== GIVEN DATA ==

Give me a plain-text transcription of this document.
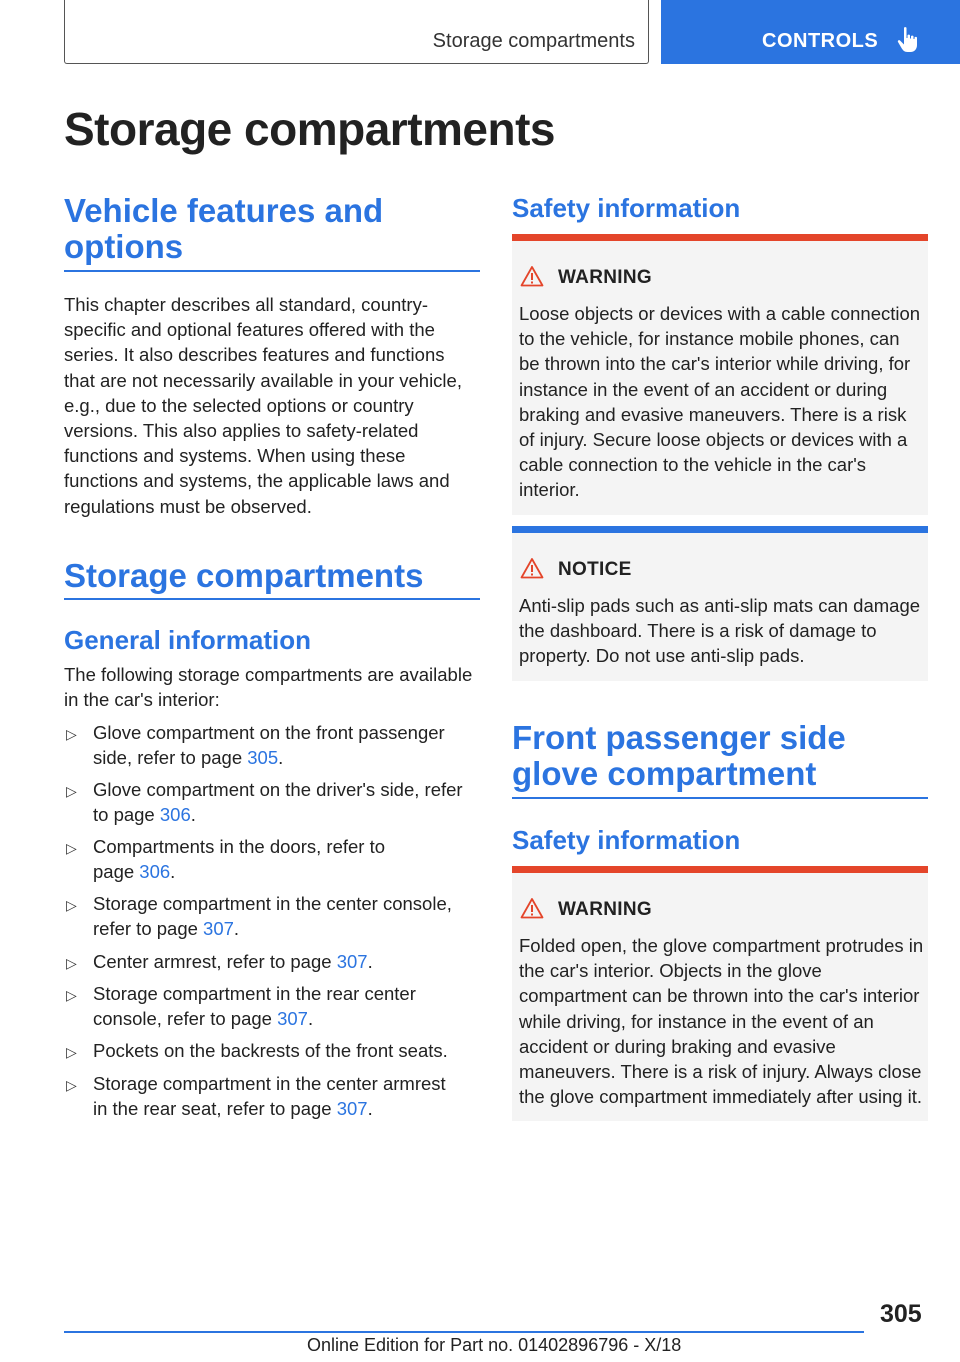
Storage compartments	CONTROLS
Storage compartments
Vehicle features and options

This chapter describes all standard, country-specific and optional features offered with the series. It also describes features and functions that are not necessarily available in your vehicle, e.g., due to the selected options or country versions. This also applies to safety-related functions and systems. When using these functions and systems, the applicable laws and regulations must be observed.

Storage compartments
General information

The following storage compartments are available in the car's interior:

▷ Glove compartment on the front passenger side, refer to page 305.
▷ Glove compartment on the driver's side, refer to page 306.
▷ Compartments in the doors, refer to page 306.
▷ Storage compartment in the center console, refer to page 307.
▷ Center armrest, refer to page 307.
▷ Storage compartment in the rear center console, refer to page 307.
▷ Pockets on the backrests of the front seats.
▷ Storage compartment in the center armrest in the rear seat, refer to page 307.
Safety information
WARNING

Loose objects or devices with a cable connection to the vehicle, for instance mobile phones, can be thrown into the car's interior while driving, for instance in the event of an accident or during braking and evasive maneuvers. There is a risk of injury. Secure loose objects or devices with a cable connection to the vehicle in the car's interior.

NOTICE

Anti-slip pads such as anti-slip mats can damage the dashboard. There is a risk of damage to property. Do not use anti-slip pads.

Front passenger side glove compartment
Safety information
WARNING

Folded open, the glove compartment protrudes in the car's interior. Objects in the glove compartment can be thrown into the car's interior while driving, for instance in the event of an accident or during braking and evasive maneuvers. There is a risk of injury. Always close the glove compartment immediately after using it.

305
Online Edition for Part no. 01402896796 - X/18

===

— AIM OF THE TASK —
Reproduce the listing word for word and omit its pictures.

— FULL OUTPUT —
Give me a plain-text transcription of this document.
Storage compartments	CONTROLS
Storage compartments
Vehicle features and options

This chapter describes all standard, country-specific and optional features offered with the series. It also describes features and functions that are not necessarily available in your vehicle, e.g., due to the selected options or country versions. This also applies to safety-related functions and systems. When using these functions and systems, the applicable laws and regulations must be observed.

Storage compartments
General information

The following storage compartments are available in the car's interior:

▷ Glove compartment on the front passenger side, refer to page 305.
▷ Glove compartment on the driver's side, refer to page 306.
▷ Compartments in the doors, refer to page 306.
▷ Storage compartment in the center console, refer to page 307.
▷ Center armrest, refer to page 307.
▷ Storage compartment in the rear center console, refer to page 307.
▷ Pockets on the backrests of the front seats.
▷ Storage compartment in the center armrest in the rear seat, refer to page 307.
Safety information
WARNING

Loose objects or devices with a cable connection to the vehicle, for instance mobile phones, can be thrown into the car's interior while driving, for instance in the event of an accident or during braking and evasive maneuvers. There is a risk of injury. Secure loose objects or devices with a cable connection to the vehicle in the car's interior.

NOTICE

Anti-slip pads such as anti-slip mats can damage the dashboard. There is a risk of damage to property. Do not use anti-slip pads.

Front passenger side glove compartment
Safety information
WARNING

Folded open, the glove compartment protrudes in the car's interior. Objects in the glove compartment can be thrown into the car's interior while driving, for instance in the event of an accident or during braking and evasive maneuvers. There is a risk of injury. Always close the glove compartment immediately after using it.

305
Online Edition for Part no. 01402896796 - X/18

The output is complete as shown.